▶ **Excerpt**
++++++

Friday, January 29, 2010

The Fighter Wins Another Round

For a child that wakes up every time a bump is heard or the wind blows, last night God covered Owens ears and he slept soundly. He didn't hear the firetruck and the ambulance, didn't stir when 5 firemen rushed upstairs to his brothers room, and didn't flinch at the calls of "stay with me! Stay with me!" It was a bad day that turned into a worse night, and through it all Owen slept like an angel just as angels worked hard to save our fighter.

Amy went to Pilates last night with her friends from the neighborhood. After a long day it was a chance to escape, a chance to forget about the seizures that had rocked Noah. There where five total and each of them were intense, but the last one was at 2:38 in the afternoon so he had put some distance between the last seizure and bedtime. Noah went to sleep around 6:00 and Amy left around 6:20. Owen and I listened to some music, a new favorite of his is Pearl Jam, he loves to pretend he is in a rock band and it wore him out. He was ready for bed by 7 and as usual he went without a fuss. I grabbed a book and turned on a movie (multi-tasking at it's laziest)when about 45 minutes later I thought I heard a dog barking. Boy, shut that dog up! I thought. Then a moment of panic hit me, that's not outside, that's in our house. I ran upstairs to find Noah in the grips of a seizure like I have never seen, it was simply massive. His body shaking violently, his lungs gasping for air. He needed his emergency medication immediately.

I ran downstairs to get the Diastat and grabbed my phone. I pulled Noah from his crib and and lay him on the changing table so as to administer the medication that has a Valium like effect and should stop the seizure. I called 911, the operator was asking questions but I hung up after she said the ambulance was on it's way. The drug injected I moved him to the floor and placed a call to my Mom so she could stay with Owen, knowing that we would certainly be on our way to the hospital. I also called our neighbor Mark thinking my Mom wouldn't get there in time. It was after that call that Noah stopped breathing, his body turning an instant shade of gray. I placed my ear to his chest and confirmed that his lungs weren't taking in oxygen, I then tilted his head up and blew two breaths into a body that had become lifeless. The air worked and shocked his system or his body reconciled with the medication and he began breathing, that first gasp of air was an amazing victory, the fighter with a firm right hook to the seizure that was trying so hard to take him. Amy had come just in time to see me breathing air into our child. Her presence brought an instant calm to the situation. In a moment of crisis, Amy is the person to have by your side as she has an amazing ability to act with calming urgency.

++++++

▶ **Records provided**
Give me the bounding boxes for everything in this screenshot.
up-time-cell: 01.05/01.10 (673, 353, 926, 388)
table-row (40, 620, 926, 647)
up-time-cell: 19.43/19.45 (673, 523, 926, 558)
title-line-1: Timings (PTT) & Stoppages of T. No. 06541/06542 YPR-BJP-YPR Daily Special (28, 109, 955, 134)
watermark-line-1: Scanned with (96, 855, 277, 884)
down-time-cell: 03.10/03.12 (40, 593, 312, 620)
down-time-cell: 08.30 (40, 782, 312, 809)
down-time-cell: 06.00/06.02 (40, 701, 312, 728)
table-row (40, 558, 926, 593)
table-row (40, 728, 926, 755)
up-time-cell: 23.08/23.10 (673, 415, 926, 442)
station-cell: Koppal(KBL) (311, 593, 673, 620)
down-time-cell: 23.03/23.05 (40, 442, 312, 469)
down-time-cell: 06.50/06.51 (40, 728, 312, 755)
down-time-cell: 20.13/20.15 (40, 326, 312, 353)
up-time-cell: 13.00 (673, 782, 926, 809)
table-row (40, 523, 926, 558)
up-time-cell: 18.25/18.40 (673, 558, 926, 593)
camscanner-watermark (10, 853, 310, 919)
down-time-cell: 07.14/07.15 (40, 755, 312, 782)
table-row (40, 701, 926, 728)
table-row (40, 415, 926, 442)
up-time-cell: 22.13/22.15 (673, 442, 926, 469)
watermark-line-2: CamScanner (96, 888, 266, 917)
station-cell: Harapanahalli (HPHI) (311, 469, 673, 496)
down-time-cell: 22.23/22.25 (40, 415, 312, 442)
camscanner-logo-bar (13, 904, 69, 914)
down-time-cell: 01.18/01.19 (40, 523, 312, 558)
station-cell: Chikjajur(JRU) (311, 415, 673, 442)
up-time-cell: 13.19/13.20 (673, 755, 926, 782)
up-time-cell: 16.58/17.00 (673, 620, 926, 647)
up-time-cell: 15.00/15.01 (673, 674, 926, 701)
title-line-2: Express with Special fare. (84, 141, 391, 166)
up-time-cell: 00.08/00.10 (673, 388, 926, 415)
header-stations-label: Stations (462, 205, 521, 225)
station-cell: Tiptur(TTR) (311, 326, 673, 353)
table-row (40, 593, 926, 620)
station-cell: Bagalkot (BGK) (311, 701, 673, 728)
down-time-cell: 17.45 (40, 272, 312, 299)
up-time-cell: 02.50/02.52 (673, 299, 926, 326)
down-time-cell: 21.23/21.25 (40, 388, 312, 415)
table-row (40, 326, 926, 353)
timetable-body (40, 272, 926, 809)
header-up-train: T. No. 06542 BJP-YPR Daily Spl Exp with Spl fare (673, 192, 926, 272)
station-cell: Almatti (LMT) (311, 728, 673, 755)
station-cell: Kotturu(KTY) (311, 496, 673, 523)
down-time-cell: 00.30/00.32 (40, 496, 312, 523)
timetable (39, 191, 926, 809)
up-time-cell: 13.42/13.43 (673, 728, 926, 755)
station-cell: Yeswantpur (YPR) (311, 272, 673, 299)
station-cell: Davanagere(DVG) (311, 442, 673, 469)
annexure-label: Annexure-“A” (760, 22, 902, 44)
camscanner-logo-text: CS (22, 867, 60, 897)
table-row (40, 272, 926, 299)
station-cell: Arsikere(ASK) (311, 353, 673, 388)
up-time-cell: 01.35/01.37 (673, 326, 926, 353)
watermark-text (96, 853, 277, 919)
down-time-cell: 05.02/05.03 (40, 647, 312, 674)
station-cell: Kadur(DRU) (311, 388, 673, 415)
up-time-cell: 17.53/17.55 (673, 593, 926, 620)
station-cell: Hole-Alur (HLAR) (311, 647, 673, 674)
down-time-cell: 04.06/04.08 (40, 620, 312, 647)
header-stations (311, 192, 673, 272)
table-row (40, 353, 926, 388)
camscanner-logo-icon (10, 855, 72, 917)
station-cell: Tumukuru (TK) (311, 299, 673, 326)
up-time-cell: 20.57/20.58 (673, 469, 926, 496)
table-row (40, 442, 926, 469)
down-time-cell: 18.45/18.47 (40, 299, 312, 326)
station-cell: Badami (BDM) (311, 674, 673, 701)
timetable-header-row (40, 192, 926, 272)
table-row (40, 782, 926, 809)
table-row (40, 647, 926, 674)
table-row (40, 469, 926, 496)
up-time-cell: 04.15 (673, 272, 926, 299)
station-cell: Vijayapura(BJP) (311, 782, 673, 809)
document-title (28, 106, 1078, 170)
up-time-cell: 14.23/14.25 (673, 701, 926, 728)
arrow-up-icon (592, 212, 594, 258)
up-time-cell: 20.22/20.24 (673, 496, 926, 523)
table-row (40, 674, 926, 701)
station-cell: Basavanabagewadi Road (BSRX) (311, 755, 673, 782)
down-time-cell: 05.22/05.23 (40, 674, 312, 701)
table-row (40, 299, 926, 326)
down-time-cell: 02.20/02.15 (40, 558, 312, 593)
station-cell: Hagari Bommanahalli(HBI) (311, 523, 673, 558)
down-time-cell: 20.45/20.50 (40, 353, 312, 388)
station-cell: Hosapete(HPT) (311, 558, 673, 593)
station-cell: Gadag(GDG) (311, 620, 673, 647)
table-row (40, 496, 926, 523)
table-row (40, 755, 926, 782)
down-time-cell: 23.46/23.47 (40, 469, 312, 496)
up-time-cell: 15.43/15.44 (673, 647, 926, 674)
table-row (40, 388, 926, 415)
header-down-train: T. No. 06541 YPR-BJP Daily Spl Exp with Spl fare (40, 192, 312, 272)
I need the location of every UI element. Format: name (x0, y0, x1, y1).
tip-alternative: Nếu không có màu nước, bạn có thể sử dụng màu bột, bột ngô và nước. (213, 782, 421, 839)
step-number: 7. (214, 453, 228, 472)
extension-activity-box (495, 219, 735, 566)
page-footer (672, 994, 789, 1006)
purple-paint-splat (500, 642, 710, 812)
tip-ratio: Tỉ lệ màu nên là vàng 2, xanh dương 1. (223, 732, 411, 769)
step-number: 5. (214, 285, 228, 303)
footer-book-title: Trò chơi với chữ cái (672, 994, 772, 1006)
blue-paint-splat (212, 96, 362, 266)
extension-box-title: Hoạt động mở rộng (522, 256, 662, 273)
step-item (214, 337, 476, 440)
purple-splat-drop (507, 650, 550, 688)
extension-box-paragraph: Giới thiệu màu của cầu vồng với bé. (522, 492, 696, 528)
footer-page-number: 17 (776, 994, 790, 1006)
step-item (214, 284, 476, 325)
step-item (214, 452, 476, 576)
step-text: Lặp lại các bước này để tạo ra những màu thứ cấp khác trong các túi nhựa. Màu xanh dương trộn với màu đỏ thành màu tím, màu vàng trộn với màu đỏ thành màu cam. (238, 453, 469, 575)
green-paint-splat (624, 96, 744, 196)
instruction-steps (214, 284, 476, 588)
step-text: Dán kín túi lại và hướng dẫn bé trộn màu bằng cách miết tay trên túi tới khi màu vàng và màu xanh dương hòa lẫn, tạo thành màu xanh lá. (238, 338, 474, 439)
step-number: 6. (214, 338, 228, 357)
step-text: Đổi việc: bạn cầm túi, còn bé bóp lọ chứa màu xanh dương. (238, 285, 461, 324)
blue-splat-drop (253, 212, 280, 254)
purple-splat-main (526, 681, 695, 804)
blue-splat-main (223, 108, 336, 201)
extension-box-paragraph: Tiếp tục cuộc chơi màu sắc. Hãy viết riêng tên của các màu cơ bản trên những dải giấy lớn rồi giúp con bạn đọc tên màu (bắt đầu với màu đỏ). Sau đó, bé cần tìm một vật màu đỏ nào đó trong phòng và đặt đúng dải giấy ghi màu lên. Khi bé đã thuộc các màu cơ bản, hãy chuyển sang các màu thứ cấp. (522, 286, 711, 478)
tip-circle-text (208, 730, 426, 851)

++++++

▶ **Task goal**
Copy out the entire blog post about Noah's seizure, word for word and without any changes.

▶ **Output of the task**
Friday, January 29, 2010

The Fighter Wins Another Round

For a child that wakes up every time a bump is heard or the wind blows, last night God covered Owens ears and he slept soundly. He didn't hear the firetruck and the ambulance, didn't stir when 5 firemen rushed upstairs to his brothers room, and didn't flinch at the calls of "stay with me! Stay with me!" It was a bad day that turned into a worse night, and through it all Owen slept like an angel just as angels worked hard to save our fighter.

Amy went to Pilates last night with her friends from the neighborhood. After a long day it was a chance to escape, a chance to forget about the seizures that had rocked Noah. There where five total and each of them were intense, but the last one was at 2:38 in the afternoon so he had put some distance between the last seizure and bedtime. Noah went to sleep around 6:00 and Amy left around 6:20. Owen and I listened to some music, a new favorite of his is Pearl Jam, he loves to pretend he is in a rock band and it wore him out. He was ready for bed by 7 and as usual he went without a fuss. I grabbed a book and turned on a movie (multi-tasking at it's laziest)when about 45 minutes later I thought I heard a dog barking. Boy, shut that dog up! I thought. Then a moment of panic hit me, that's not outside, that's in our house. I ran upstairs to find Noah in the grips of a seizure like I have never seen, it was simply massive. His body shaking violently, his lungs gasping for air. He needed his emergency medication immediately.

I ran downstairs to get the Diastat and grabbed my phone. I pulled Noah from his crib and and lay him on the changing table so as to administer the medication that has a Valium like effect and should stop the seizure. I called 911, the operator was asking questions but I hung up after she said the ambulance was on it's way. The drug injected I moved him to the floor and placed a call to my Mom so she could stay with Owen, knowing that we would certainly be on our way to the hospital. I also called our neighbor Mark thinking my Mom wouldn't get there in time. It was after that call that Noah stopped breathing, his body turning an instant shade of gray. I placed my ear to his chest and confirmed that his lungs weren't taking in oxygen, I then tilted his head up and blew two breaths into a body that had become lifeless. The air worked and shocked his system or his body reconciled with the medication and he began breathing, that first gasp of air was an amazing victory, the fighter with a firm right hook to the seizure that was trying so hard to take him. Amy had come just in time to see me breathing air into our child. Her presence brought an instant calm to the situation. In a moment of crisis, Amy is the person to have by your side as she has an amazing ability to act with calming urgency.